----- PROVIDED INFORMATION -----

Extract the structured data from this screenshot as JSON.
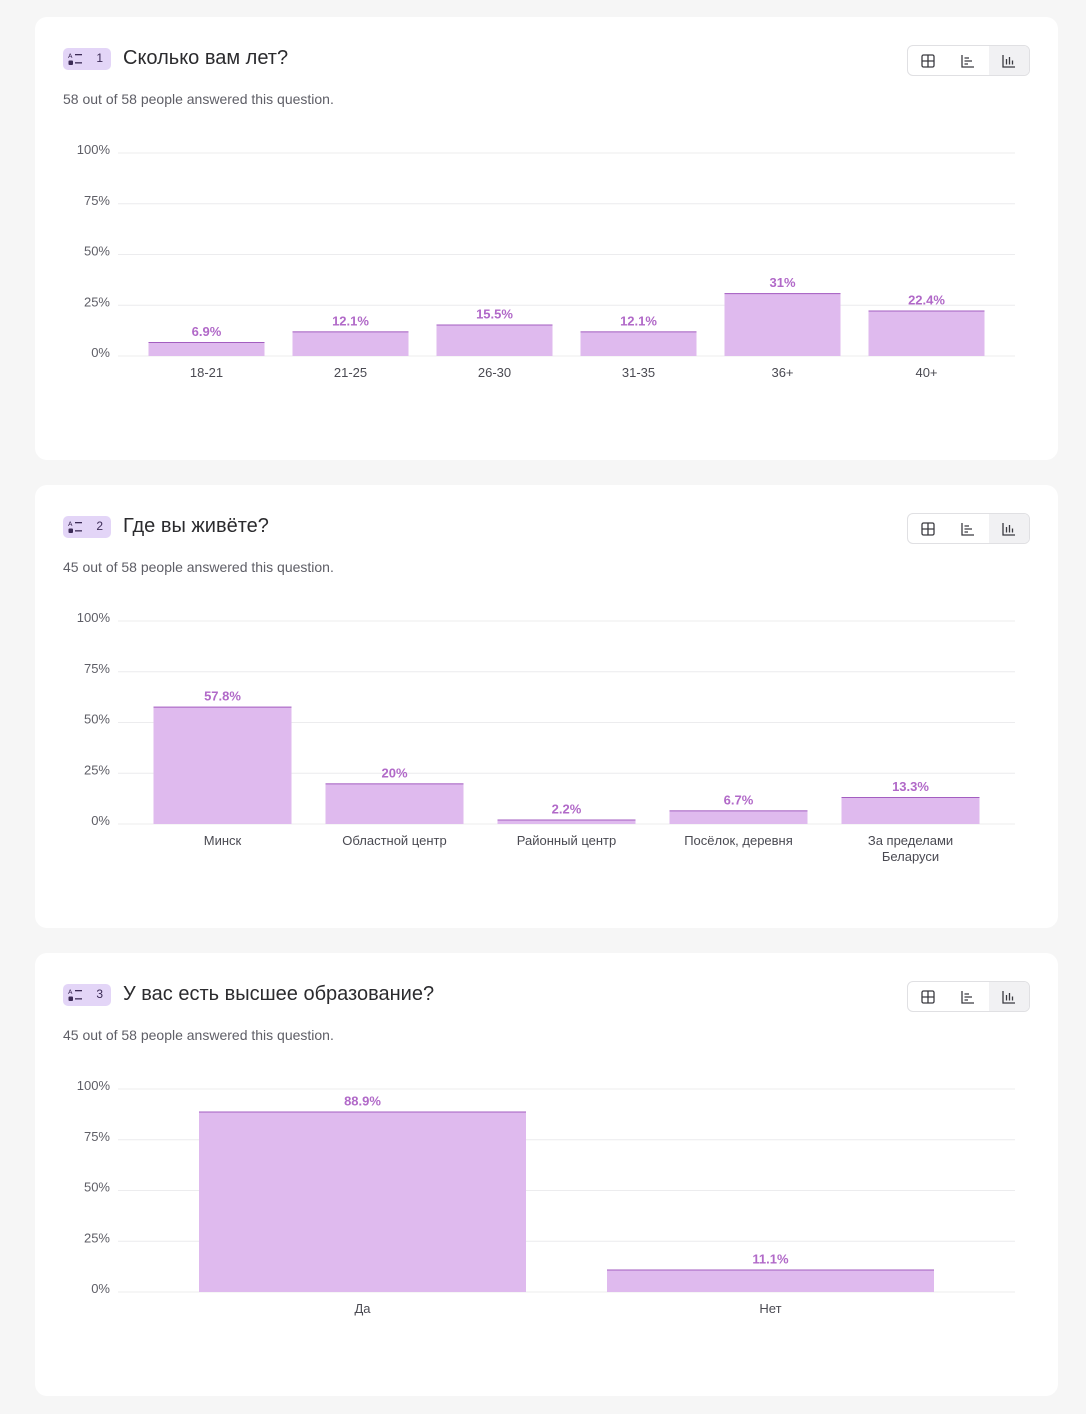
{
  "colors": {
    "bar_fill": "#dfbaee",
    "bar_stroke": "#a35ec0",
    "value_label": "#b169c8",
    "badge_bg": "#e3d5f7",
    "grid": "#ececee"
  },
  "view_switch": {
    "icons": [
      "table-icon",
      "horizontal-bar-icon",
      "vertical-bar-icon"
    ],
    "active": "vertical-bar-icon"
  },
  "questions": [
    {
      "number": "1",
      "title": "Сколько вам лет?",
      "answered": "58 out of 58 people answered this question."
    },
    {
      "number": "2",
      "title": "Где вы живёте?",
      "answered": "45 out of 58 people answered this question."
    },
    {
      "number": "3",
      "title": "У вас есть высшее образование?",
      "answered": "45 out of 58 people answered this question."
    }
  ],
  "chart_data": [
    {
      "type": "bar",
      "categories": [
        "18-21",
        "21-25",
        "26-30",
        "31-35",
        "36+",
        "40+"
      ],
      "values": [
        6.9,
        12.1,
        15.5,
        12.1,
        31,
        22.4
      ],
      "value_labels": [
        "6.9%",
        "12.1%",
        "15.5%",
        "12.1%",
        "31%",
        "22.4%"
      ],
      "yticks": [
        "0%",
        "25%",
        "50%",
        "75%",
        "100%"
      ],
      "ylim": [
        0,
        100
      ],
      "grid": true
    },
    {
      "type": "bar",
      "categories": [
        "Минск",
        "Областной центр",
        "Районный центр",
        "Посёлок, деревня",
        "За пределами Беларуси"
      ],
      "category_lines": [
        [
          "Минск"
        ],
        [
          "Областной центр"
        ],
        [
          "Районный центр"
        ],
        [
          "Посёлок, деревня"
        ],
        [
          "За пределами",
          "Беларуси"
        ]
      ],
      "values": [
        57.8,
        20,
        2.2,
        6.7,
        13.3
      ],
      "value_labels": [
        "57.8%",
        "20%",
        "2.2%",
        "6.7%",
        "13.3%"
      ],
      "yticks": [
        "0%",
        "25%",
        "50%",
        "75%",
        "100%"
      ],
      "ylim": [
        0,
        100
      ],
      "grid": true
    },
    {
      "type": "bar",
      "categories": [
        "Да",
        "Нет"
      ],
      "values": [
        88.9,
        11.1
      ],
      "value_labels": [
        "88.9%",
        "11.1%"
      ],
      "yticks": [
        "0%",
        "25%",
        "50%",
        "75%",
        "100%"
      ],
      "ylim": [
        0,
        100
      ],
      "grid": true
    }
  ]
}
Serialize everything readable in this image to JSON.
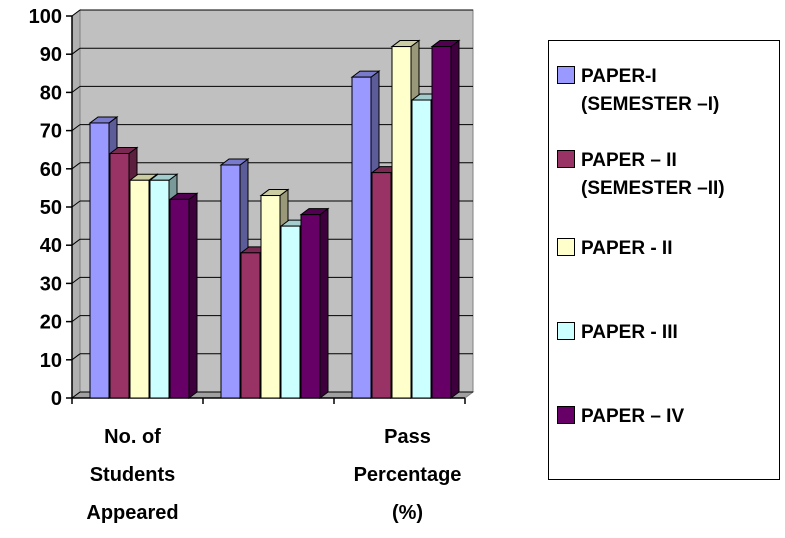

-----

TO BE DONE:
Wherever the string "this" appears in the entries above, list that line.

REPLY TO THE EXERCISE:
Extract the structured data from this screenshot as JSON.
      "answered": "58 out of 58 people answered this question."
      "answered": "45 out of 58 people answered this question."
      "answered": "45 out of 58 people answered this question."
Serialize everything readable in this image to JSON.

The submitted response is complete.